#### Input for this task
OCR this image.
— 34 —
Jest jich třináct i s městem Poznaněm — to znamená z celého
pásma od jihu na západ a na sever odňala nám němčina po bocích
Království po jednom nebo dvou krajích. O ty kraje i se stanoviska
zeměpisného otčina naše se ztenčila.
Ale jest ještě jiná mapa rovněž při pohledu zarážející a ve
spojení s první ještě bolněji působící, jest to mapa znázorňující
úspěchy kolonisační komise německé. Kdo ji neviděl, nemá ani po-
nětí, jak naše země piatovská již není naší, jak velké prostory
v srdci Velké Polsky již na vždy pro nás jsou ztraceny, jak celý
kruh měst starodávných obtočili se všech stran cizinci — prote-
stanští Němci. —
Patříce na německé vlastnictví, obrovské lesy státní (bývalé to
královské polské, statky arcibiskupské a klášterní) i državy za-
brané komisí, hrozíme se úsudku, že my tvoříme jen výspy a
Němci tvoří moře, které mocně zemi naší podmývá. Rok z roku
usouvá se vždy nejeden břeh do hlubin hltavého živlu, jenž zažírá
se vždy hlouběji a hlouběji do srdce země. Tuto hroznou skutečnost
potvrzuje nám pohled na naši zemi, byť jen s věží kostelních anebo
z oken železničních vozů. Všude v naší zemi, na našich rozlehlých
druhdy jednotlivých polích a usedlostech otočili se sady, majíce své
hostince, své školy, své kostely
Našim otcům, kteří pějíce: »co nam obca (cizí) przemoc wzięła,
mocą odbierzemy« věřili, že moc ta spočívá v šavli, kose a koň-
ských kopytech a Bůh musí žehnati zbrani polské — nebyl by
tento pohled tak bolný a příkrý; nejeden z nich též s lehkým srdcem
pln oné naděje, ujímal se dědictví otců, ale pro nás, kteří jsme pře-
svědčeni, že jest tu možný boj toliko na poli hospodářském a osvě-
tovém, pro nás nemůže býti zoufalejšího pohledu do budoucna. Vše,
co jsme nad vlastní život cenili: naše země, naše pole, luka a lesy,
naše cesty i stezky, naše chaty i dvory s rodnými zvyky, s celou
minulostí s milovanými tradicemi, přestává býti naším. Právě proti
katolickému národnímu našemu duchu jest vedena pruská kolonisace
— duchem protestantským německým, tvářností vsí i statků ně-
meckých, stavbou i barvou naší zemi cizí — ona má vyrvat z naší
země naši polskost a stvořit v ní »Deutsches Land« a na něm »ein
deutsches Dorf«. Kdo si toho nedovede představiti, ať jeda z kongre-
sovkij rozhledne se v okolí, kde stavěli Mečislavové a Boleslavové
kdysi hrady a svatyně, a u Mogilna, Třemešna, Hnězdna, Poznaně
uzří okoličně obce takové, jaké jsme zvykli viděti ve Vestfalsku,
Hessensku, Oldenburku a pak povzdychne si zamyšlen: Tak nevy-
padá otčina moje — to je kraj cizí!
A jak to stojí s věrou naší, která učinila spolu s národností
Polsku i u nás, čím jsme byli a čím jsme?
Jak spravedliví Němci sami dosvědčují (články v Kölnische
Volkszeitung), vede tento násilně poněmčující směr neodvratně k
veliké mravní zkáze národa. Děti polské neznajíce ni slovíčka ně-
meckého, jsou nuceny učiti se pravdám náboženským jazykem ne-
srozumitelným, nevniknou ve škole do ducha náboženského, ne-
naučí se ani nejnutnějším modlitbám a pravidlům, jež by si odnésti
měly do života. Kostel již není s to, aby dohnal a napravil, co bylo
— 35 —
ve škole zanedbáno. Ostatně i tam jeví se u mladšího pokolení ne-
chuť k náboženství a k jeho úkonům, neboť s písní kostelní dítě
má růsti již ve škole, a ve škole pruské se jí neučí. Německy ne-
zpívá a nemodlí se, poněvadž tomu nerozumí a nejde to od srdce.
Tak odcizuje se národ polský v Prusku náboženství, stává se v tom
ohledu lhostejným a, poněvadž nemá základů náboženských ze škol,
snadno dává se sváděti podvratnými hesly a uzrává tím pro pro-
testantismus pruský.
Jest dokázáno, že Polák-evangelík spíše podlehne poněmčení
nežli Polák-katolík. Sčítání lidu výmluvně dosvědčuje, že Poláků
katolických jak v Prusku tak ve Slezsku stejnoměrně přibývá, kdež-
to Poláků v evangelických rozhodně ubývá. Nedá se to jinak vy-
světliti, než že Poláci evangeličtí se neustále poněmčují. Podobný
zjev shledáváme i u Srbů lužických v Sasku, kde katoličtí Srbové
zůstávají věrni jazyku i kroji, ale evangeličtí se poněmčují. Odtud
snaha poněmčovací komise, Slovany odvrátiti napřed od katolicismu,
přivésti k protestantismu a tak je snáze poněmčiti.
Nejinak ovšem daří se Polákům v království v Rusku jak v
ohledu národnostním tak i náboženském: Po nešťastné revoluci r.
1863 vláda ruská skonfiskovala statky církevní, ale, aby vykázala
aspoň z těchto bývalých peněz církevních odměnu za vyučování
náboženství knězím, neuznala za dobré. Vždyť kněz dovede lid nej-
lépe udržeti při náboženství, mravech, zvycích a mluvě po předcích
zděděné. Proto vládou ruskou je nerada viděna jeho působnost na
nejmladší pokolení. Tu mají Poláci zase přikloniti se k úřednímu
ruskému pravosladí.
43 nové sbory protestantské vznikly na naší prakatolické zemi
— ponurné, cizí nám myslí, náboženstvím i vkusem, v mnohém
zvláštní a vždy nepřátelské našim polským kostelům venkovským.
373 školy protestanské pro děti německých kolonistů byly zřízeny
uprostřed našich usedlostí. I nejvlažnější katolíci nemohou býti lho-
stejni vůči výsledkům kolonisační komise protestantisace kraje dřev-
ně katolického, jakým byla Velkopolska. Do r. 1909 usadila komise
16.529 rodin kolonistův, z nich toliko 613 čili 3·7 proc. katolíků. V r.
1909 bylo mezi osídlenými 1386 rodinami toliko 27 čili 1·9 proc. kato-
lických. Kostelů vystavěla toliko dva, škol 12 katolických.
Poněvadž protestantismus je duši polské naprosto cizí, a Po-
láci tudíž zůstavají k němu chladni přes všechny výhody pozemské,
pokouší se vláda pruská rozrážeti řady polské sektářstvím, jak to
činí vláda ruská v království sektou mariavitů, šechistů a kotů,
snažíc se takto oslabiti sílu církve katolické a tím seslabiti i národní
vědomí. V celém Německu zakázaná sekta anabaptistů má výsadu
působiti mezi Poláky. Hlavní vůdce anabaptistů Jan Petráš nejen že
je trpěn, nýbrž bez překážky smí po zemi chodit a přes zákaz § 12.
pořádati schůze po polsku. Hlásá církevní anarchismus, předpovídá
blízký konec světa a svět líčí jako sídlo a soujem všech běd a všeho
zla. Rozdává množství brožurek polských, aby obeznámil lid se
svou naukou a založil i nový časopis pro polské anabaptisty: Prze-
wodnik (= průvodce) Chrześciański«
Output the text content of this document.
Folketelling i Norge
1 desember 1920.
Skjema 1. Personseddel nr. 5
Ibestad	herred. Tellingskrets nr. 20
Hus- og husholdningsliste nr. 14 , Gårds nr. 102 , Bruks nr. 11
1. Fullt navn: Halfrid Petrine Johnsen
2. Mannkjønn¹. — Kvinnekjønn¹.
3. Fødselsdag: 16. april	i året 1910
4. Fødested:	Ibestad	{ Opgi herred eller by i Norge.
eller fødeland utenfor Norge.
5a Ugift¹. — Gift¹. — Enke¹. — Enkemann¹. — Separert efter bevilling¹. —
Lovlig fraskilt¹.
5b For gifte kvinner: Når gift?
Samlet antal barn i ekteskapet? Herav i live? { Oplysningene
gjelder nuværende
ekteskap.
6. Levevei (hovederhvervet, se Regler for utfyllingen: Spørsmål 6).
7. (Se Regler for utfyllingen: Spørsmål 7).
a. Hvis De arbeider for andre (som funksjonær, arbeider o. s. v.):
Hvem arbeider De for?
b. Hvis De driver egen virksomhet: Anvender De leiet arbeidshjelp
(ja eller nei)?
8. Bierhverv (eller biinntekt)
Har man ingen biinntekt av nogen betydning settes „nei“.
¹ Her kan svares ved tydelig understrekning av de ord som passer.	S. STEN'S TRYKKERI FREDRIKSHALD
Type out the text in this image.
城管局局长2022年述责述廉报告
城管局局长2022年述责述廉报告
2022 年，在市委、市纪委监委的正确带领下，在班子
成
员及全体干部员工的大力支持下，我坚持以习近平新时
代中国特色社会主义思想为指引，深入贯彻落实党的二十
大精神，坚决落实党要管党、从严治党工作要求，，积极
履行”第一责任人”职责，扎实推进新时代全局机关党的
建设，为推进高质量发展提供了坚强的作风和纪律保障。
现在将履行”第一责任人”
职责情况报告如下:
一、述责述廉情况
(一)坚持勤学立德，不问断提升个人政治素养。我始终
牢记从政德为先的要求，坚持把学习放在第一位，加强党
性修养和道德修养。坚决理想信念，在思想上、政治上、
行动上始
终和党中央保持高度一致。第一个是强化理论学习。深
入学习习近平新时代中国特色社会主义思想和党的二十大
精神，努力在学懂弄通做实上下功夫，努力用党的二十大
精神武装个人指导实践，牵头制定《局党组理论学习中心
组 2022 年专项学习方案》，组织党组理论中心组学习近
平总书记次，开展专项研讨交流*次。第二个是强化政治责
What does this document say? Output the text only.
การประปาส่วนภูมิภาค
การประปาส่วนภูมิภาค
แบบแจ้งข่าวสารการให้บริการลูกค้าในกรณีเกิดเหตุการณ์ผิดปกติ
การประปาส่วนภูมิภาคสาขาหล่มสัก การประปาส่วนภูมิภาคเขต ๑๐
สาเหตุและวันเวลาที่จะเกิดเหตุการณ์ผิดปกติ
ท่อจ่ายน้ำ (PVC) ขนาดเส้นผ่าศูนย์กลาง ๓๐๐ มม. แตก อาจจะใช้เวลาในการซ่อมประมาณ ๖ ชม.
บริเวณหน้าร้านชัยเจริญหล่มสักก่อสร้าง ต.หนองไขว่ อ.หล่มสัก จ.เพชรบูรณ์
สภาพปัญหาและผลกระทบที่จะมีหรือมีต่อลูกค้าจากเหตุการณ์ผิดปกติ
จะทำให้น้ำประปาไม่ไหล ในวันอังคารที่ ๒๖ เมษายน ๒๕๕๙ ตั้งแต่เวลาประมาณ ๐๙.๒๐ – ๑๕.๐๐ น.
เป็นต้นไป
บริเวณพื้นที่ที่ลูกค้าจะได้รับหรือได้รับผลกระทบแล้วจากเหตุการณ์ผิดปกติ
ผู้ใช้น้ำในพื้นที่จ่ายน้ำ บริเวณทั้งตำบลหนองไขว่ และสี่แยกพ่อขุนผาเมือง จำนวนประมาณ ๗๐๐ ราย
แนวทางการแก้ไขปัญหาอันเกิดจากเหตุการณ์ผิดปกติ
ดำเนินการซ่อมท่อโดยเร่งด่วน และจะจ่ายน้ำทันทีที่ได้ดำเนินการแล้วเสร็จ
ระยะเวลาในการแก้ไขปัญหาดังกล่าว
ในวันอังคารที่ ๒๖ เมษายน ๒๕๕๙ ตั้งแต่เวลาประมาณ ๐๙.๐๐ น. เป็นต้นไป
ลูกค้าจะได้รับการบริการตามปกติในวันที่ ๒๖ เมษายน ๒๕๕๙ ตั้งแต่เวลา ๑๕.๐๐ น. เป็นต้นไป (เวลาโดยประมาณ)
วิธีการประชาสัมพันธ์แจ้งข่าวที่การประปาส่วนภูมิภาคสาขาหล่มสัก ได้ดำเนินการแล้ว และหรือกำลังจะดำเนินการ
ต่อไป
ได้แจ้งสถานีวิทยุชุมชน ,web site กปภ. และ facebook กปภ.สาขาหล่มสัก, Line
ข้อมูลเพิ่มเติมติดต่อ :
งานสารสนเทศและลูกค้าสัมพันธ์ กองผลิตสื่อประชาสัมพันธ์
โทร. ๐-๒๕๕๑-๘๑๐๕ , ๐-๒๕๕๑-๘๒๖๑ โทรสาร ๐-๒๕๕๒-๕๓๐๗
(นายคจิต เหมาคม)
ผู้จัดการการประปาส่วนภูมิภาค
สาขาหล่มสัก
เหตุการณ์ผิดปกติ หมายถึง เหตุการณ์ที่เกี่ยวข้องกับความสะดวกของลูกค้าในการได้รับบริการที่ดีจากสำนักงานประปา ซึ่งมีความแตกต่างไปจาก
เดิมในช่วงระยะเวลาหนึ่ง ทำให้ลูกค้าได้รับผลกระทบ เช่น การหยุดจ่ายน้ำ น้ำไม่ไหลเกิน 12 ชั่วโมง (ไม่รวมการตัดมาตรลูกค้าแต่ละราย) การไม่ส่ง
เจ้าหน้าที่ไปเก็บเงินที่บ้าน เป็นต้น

#### Your goal
Return, from the data, each line that has the word "mezi" in it.

#### Answer below
1909 bylo mezi osídlenými 1386 rodinami toliko 27 čili 1·9 proc. kato-
působiti mezi Poláky. Hlavní vůdce anabaptistů Jan Petráš nejen že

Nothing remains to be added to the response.